**DIRECTION:** Pictures within the data are to be left out; everything else must be reproduced exactly.

(Figure record listings)
<<<<

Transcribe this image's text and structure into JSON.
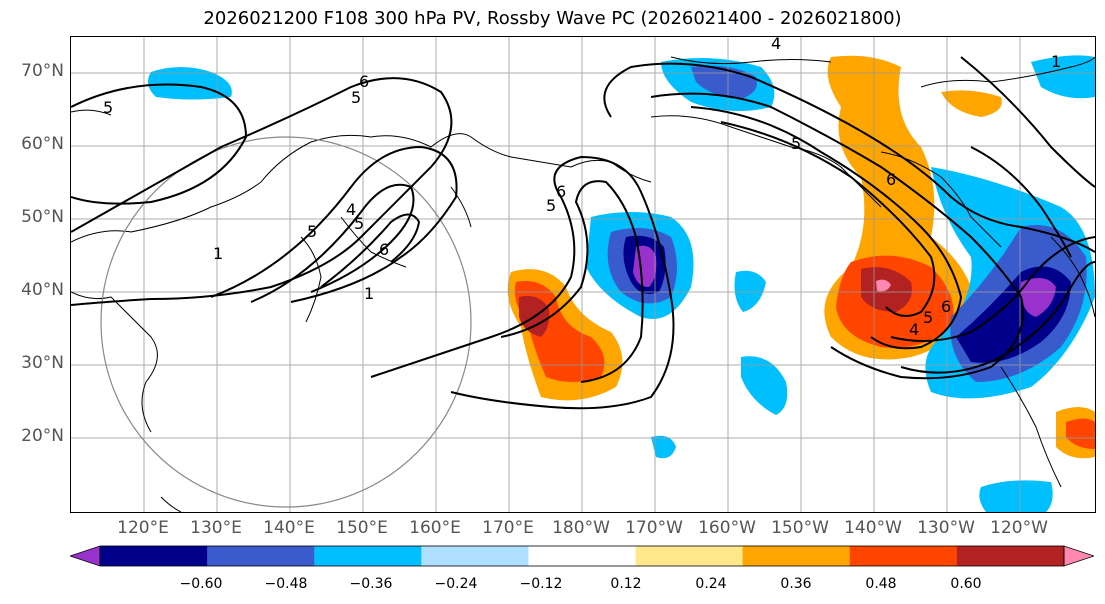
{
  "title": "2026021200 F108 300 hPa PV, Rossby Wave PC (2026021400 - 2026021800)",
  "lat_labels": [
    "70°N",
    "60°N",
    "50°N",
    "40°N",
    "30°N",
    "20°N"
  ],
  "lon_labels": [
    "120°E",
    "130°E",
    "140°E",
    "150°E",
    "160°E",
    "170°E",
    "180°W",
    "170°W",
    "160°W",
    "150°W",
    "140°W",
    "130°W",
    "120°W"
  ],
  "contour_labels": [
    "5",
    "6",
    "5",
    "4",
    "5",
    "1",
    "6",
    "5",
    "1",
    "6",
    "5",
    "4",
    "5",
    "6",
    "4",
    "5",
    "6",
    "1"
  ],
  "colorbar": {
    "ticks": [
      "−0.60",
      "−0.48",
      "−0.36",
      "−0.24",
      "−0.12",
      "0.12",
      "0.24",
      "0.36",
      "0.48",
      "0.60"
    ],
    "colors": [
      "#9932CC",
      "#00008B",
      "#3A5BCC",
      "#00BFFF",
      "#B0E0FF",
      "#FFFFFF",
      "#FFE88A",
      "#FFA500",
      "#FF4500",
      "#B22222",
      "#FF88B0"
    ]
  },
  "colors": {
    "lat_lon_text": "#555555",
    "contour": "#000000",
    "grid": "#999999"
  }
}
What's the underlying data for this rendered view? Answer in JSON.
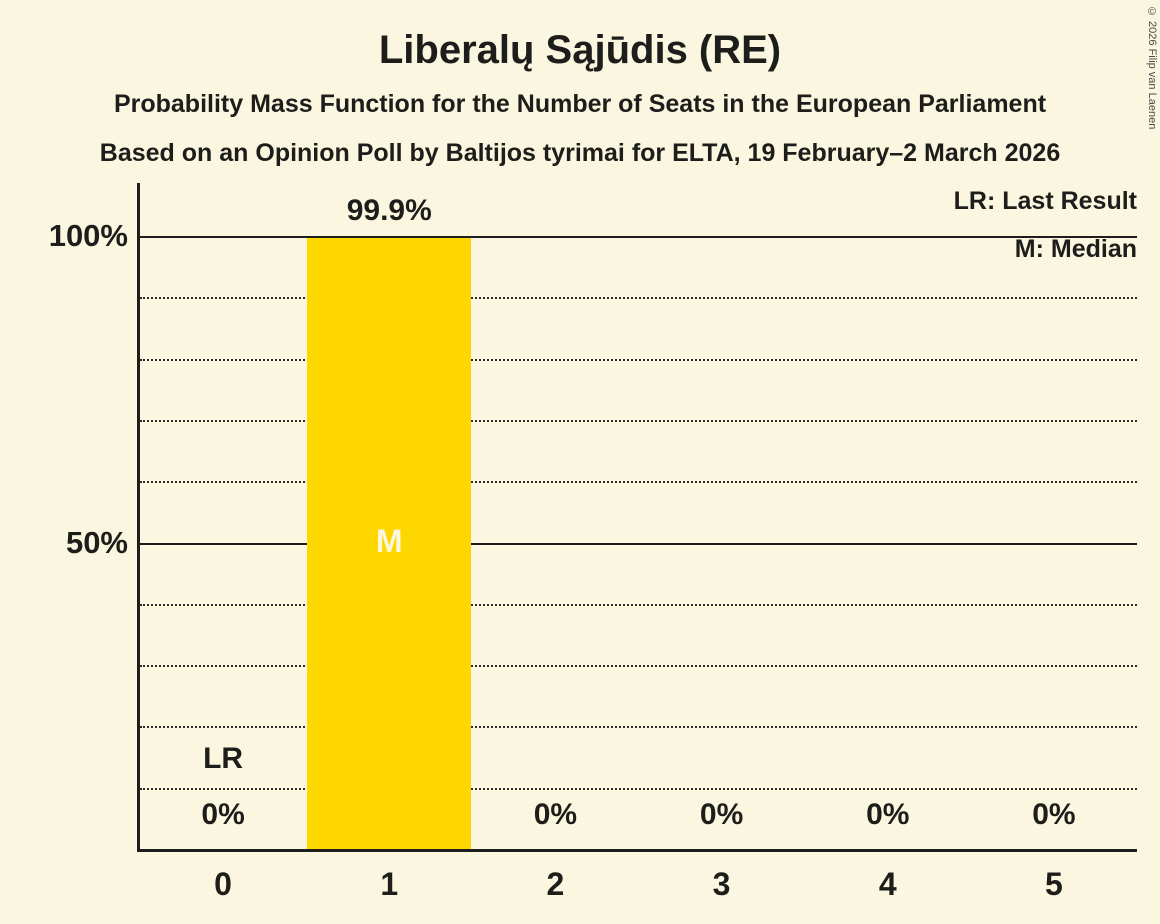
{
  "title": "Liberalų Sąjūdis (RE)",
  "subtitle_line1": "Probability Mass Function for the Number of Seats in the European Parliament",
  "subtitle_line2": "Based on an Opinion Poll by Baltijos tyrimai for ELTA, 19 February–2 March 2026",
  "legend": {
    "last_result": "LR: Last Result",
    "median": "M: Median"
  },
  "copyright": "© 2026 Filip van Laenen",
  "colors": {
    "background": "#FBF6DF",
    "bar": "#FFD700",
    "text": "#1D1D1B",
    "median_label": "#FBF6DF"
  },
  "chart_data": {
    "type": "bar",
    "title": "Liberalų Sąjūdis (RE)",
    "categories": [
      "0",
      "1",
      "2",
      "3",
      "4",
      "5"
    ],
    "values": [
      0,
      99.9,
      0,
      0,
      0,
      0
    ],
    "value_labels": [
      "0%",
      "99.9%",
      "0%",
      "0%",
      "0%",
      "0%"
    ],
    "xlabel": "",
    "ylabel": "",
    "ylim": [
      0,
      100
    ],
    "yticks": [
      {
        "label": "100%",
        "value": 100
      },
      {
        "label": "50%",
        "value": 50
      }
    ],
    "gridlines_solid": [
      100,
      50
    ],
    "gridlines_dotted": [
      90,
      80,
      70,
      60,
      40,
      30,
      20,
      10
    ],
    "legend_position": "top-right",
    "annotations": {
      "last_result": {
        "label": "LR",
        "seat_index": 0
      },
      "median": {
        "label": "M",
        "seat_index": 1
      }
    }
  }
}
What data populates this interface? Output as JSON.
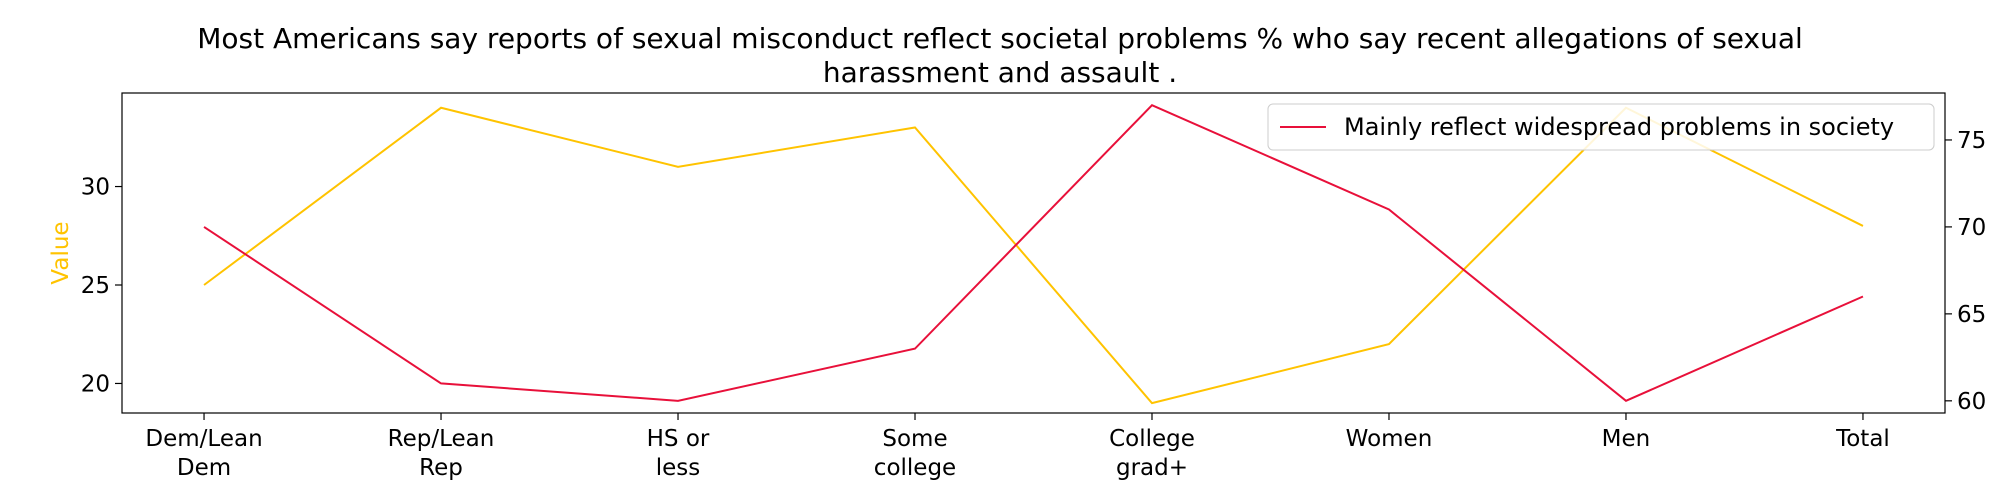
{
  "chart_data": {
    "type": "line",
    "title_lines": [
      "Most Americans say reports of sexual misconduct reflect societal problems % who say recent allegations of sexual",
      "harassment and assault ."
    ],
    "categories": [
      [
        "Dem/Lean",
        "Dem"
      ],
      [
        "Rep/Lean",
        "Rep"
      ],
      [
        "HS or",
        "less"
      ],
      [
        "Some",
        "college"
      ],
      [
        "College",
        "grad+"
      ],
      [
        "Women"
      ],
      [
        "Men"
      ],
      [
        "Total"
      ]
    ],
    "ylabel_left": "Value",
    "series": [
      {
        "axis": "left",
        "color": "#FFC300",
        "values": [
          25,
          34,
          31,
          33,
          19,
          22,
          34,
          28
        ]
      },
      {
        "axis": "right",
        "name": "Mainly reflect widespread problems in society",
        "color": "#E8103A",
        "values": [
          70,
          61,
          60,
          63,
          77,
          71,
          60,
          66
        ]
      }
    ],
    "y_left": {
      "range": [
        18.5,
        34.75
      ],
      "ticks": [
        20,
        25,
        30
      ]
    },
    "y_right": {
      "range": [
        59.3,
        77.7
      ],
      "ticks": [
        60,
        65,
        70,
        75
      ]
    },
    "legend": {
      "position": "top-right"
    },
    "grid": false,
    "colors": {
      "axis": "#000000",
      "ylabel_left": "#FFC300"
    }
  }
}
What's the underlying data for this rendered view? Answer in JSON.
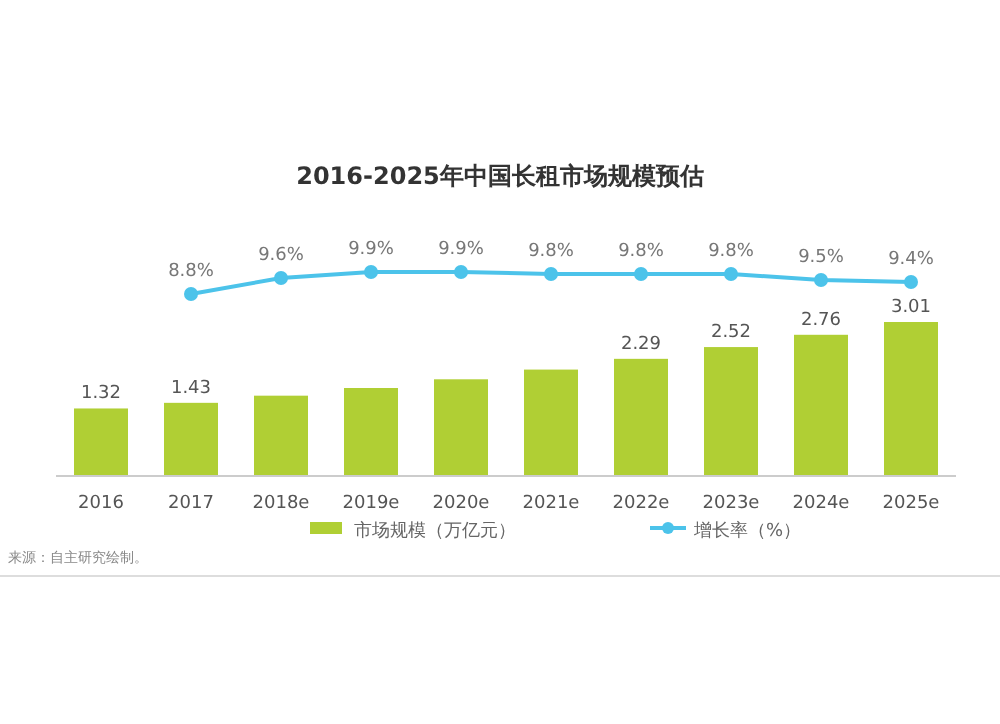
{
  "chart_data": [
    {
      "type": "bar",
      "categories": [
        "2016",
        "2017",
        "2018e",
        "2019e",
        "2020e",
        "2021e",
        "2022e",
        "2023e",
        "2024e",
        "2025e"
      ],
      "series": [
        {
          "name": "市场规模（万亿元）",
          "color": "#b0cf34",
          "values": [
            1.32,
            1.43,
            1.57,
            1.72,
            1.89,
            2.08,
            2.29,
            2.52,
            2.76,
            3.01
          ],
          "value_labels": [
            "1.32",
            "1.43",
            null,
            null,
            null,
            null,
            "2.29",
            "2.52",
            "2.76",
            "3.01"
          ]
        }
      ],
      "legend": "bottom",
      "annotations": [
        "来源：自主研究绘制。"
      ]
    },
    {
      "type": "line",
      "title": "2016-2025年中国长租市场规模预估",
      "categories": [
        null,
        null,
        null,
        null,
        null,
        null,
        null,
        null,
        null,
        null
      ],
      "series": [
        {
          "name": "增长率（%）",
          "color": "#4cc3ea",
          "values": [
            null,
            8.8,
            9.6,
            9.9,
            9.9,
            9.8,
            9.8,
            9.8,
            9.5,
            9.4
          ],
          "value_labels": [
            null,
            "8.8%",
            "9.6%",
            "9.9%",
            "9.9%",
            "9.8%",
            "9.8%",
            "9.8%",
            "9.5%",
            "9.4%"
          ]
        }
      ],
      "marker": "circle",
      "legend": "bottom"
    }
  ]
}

>>>>

**COMPLETE OUTPUT:**
Transcribe this image's text and structure into JSON.
{
  "title": "2026021200 F108 300 hPa PV, Rossby Wave PC (2026021400 - 2026021800)",
  "lat_labels": [
    "70°N",
    "60°N",
    "50°N",
    "40°N",
    "30°N",
    "20°N"
  ],
  "lon_labels": [
    "120°E",
    "130°E",
    "140°E",
    "150°E",
    "160°E",
    "170°E",
    "180°W",
    "170°W",
    "160°W",
    "150°W",
    "140°W",
    "130°W",
    "120°W"
  ],
  "contour_labels": [
    "5",
    "6",
    "5",
    "4",
    "5",
    "1",
    "6",
    "5",
    "1",
    "6",
    "5",
    "4",
    "5",
    "6",
    "4",
    "5",
    "6",
    "1"
  ],
  "colorbar": {
    "ticks": [
      "−0.60",
      "−0.48",
      "−0.36",
      "−0.24",
      "−0.12",
      "0.12",
      "0.24",
      "0.36",
      "0.48",
      "0.60"
    ],
    "colors": [
      "#9932CC",
      "#00008B",
      "#3A5BCC",
      "#00BFFF",
      "#B0E0FF",
      "#FFFFFF",
      "#FFE88A",
      "#FFA500",
      "#FF4500",
      "#B22222",
      "#FF88B0"
    ]
  },
  "colors": {
    "lat_lon_text": "#555555",
    "contour": "#000000",
    "grid": "#999999"
  }
}
What's the underlying data for this rendered view? Answer in JSON.
{
  "title": "Liberalų Sąjūdis (RE)",
  "subtitle_line1": "Probability Mass Function for the Number of Seats in the European Parliament",
  "subtitle_line2": "Based on an Opinion Poll by Baltijos tyrimai for ELTA, 19 February–2 March 2026",
  "legend": {
    "last_result": "LR: Last Result",
    "median": "M: Median"
  },
  "copyright": "© 2026 Filip van Laenen",
  "colors": {
    "background": "#FBF6DF",
    "bar": "#FFD700",
    "text": "#1D1D1B",
    "median_label": "#FBF6DF"
  },
  "chart_data": {
    "type": "bar",
    "title": "Liberalų Sąjūdis (RE)",
    "categories": [
      "0",
      "1",
      "2",
      "3",
      "4",
      "5"
    ],
    "values": [
      0,
      99.9,
      0,
      0,
      0,
      0
    ],
    "value_labels": [
      "0%",
      "99.9%",
      "0%",
      "0%",
      "0%",
      "0%"
    ],
    "xlabel": "",
    "ylabel": "",
    "ylim": [
      0,
      100
    ],
    "yticks": [
      {
        "label": "100%",
        "value": 100
      },
      {
        "label": "50%",
        "value": 50
      }
    ],
    "gridlines_solid": [
      100,
      50
    ],
    "gridlines_dotted": [
      90,
      80,
      70,
      60,
      40,
      30,
      20,
      10
    ],
    "legend_position": "top-right",
    "annotations": {
      "last_result": {
        "label": "LR",
        "seat_index": 0
      },
      "median": {
        "label": "M",
        "seat_index": 1
      }
    }
  }
}
What data populates this interface? Output as JSON.
{
  "chart_data": {
    "type": "line",
    "title_lines": [
      "Most Americans say reports of sexual misconduct reflect societal problems % who say recent allegations of sexual",
      "harassment and assault ."
    ],
    "categories": [
      [
        "Dem/Lean",
        "Dem"
      ],
      [
        "Rep/Lean",
        "Rep"
      ],
      [
        "HS or",
        "less"
      ],
      [
        "Some",
        "college"
      ],
      [
        "College",
        "grad+"
      ],
      [
        "Women"
      ],
      [
        "Men"
      ],
      [
        "Total"
      ]
    ],
    "ylabel_left": "Value",
    "series": [
      {
        "axis": "left",
        "color": "#FFC300",
        "values": [
          25,
          34,
          31,
          33,
          19,
          22,
          34,
          28
        ]
      },
      {
        "axis": "right",
        "name": "Mainly reflect widespread problems in society",
        "color": "#E8103A",
        "values": [
          70,
          61,
          60,
          63,
          77,
          71,
          60,
          66
        ]
      }
    ],
    "y_left": {
      "range": [
        18.5,
        34.75
      ],
      "ticks": [
        20,
        25,
        30
      ]
    },
    "y_right": {
      "range": [
        59.3,
        77.7
      ],
      "ticks": [
        60,
        65,
        70,
        75
      ]
    },
    "legend": {
      "position": "top-right"
    },
    "grid": false,
    "colors": {
      "axis": "#000000",
      "ylabel_left": "#FFC300"
    }
  }
}
What's the underlying data for this rendered view? Answer in JSON.
{
  "chart_data": [
    {
      "type": "bar",
      "categories": [
        "2016",
        "2017",
        "2018e",
        "2019e",
        "2020e",
        "2021e",
        "2022e",
        "2023e",
        "2024e",
        "2025e"
      ],
      "series": [
        {
          "name": "市场规模（万亿元）",
          "color": "#b0cf34",
          "values": [
            1.32,
            1.43,
            1.57,
            1.72,
            1.89,
            2.08,
            2.29,
            2.52,
            2.76,
            3.01
          ],
          "value_labels": [
            "1.32",
            "1.43",
            null,
            null,
            null,
            null,
            "2.29",
            "2.52",
            "2.76",
            "3.01"
          ]
        }
      ],
      "legend": "bottom",
      "annotations": [
        "来源：自主研究绘制。"
      ]
    },
    {
      "type": "line",
      "title": "2016-2025年中国长租市场规模预估",
      "categories": [
        null,
        null,
        null,
        null,
        null,
        null,
        null,
        null,
        null,
        null
      ],
      "series": [
        {
          "name": "增长率（%）",
          "color": "#4cc3ea",
          "values": [
            null,
            8.8,
            9.6,
            9.9,
            9.9,
            9.8,
            9.8,
            9.8,
            9.5,
            9.4
          ],
          "value_labels": [
            null,
            "8.8%",
            "9.6%",
            "9.9%",
            "9.9%",
            "9.8%",
            "9.8%",
            "9.8%",
            "9.5%",
            "9.4%"
          ]
        }
      ],
      "marker": "circle",
      "legend": "bottom"
    }
  ]
}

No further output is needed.